* EXERCISE DETAILS *
Reproduce the mailing-list reply below on freezable workqueues during system resume, in full and word for word, keeping every line and quote mark intact.

* SELECTED EXTRACT *
Re: Freezable workqueue blocks non-freezable workqueue during the system resume process

From: Peter Chen
Date: Wed Feb 24 2016 - 02:29:00 EST


On Tue, Feb 23, 2016 at 10:34:09AM -0500, Alan Stern wrote:
> On Tue, 23 Feb 2016, Peter Chen wrote:
>
> > Hi Tejun Heo and Florian Mickler,
> >
> > I have a question that during the system resume process, the freezable
> > workqueue can be thawed if there is a non-freezable workqueue is
> > blocked (At uninterruptable state)?
> >
> > My case like below, I have a USB OTG (Micro-AB) cable is at USB
> > Micro-B port, and there is a USB driver on it, and un-plug this
> > cable can wake up system from the suspend. There is a non-freezable
> > workqueue ci_otg will be scheduled after disconnecting OTG cable,
> > and in its worker ci_otg_work, it will try to disconnect USB drive,
> > and flush disk information.

* GIVEN MATERIAL *
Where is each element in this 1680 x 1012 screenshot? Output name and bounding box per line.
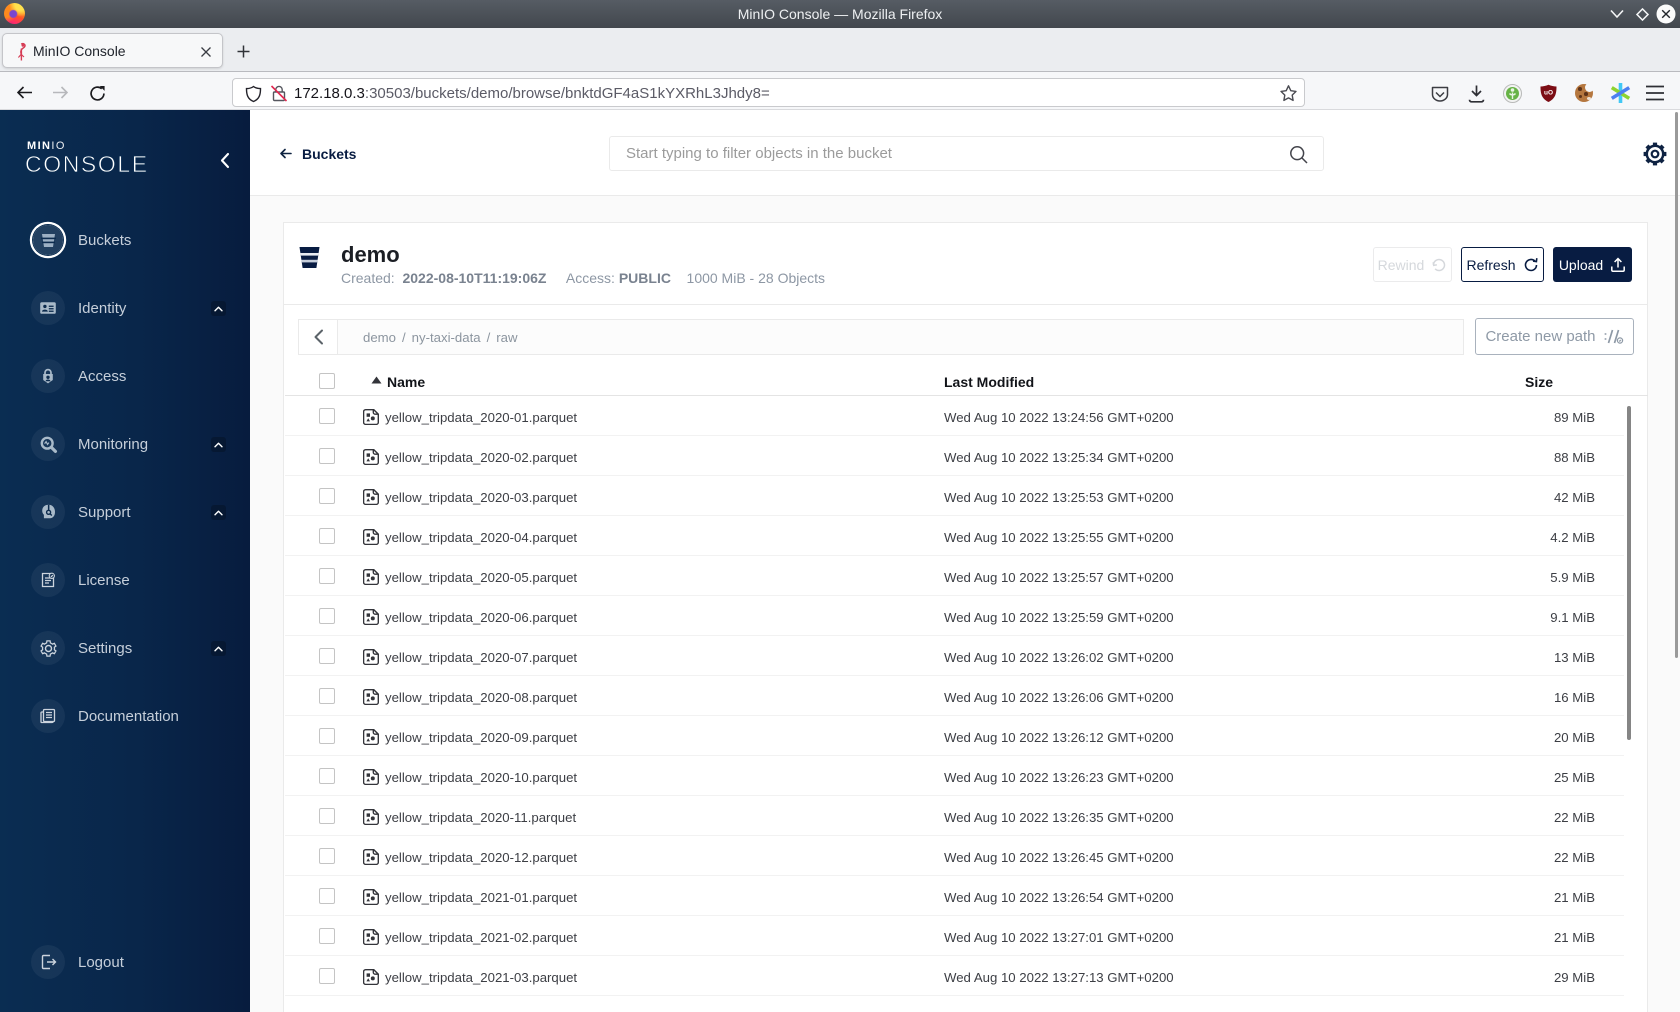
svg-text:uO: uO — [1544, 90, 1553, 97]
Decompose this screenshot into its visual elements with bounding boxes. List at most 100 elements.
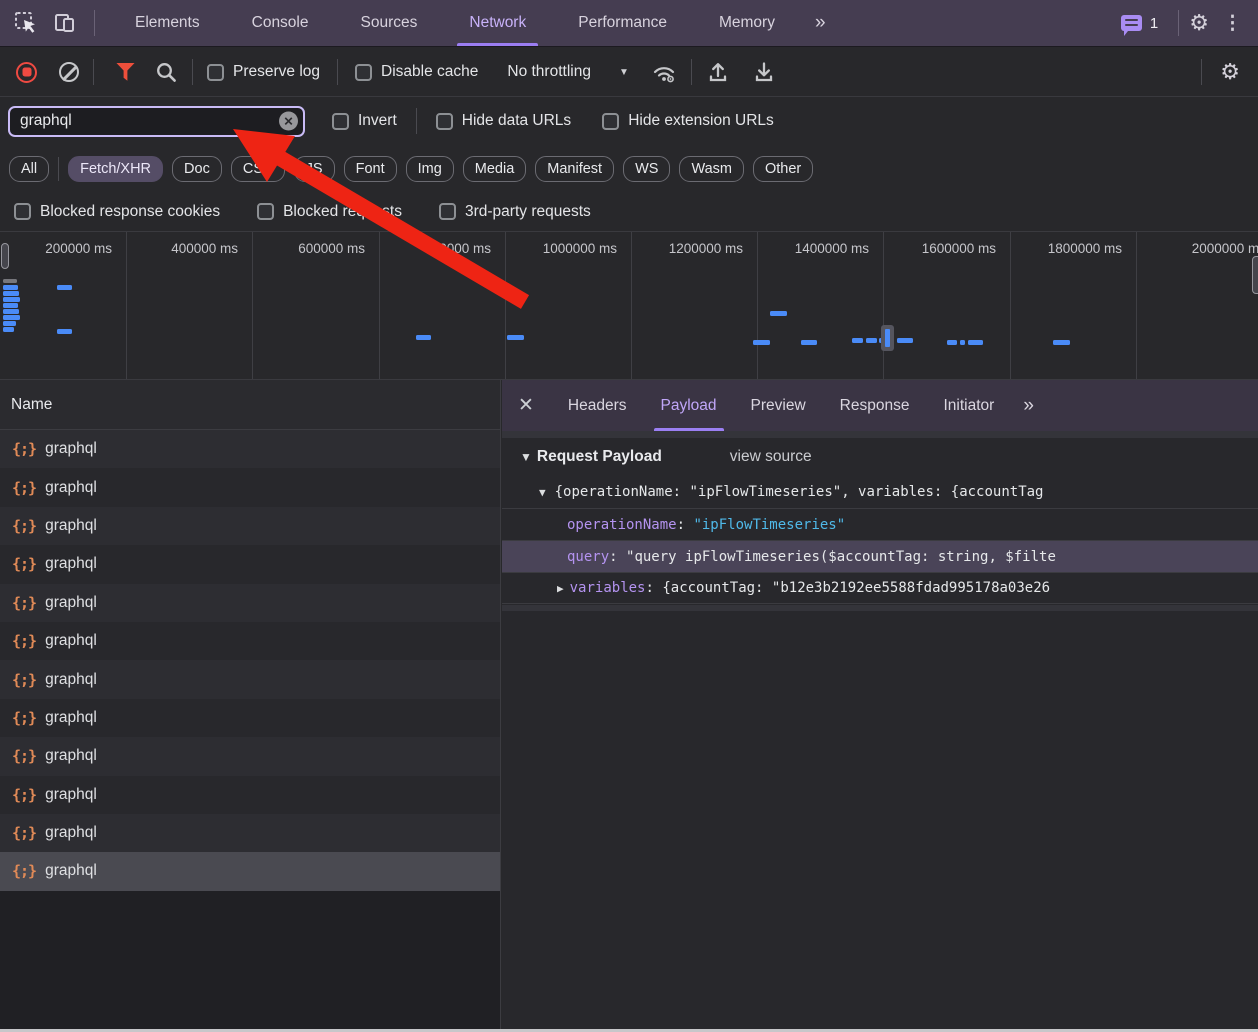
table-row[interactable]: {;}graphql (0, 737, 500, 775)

* RESULT OF THIS TASK *
Re: Freezable workqueue blocks non-freezable workqueue during the system resume process

From: Peter Chen
Date: Wed Feb 24 2016 - 02:29:00 EST


On Tue, Feb 23, 2016 at 10:34:09AM -0500, Alan Stern wrote:
> On Tue, 23 Feb 2016, Peter Chen wrote:
>
> > Hi Tejun Heo and Florian Mickler,
> >
> > I have a question that during the system resume process, the freezable
> > workqueue can be thawed if there is a non-freezable workqueue is
> > blocked (At uninterruptable state)?
> >
> > My case like below, I have a USB OTG (Micro-AB) cable is at USB
> > Micro-B port, and there is a USB driver on it, and un-plug this
> > cable can wake up system from the suspend. There is a non-freezable
> > workqueue ci_otg will be scheduled after disconnecting OTG cable,
> > and in its worker ci_otg_work, it will try to disconnect USB drive,
> > and flush disk information.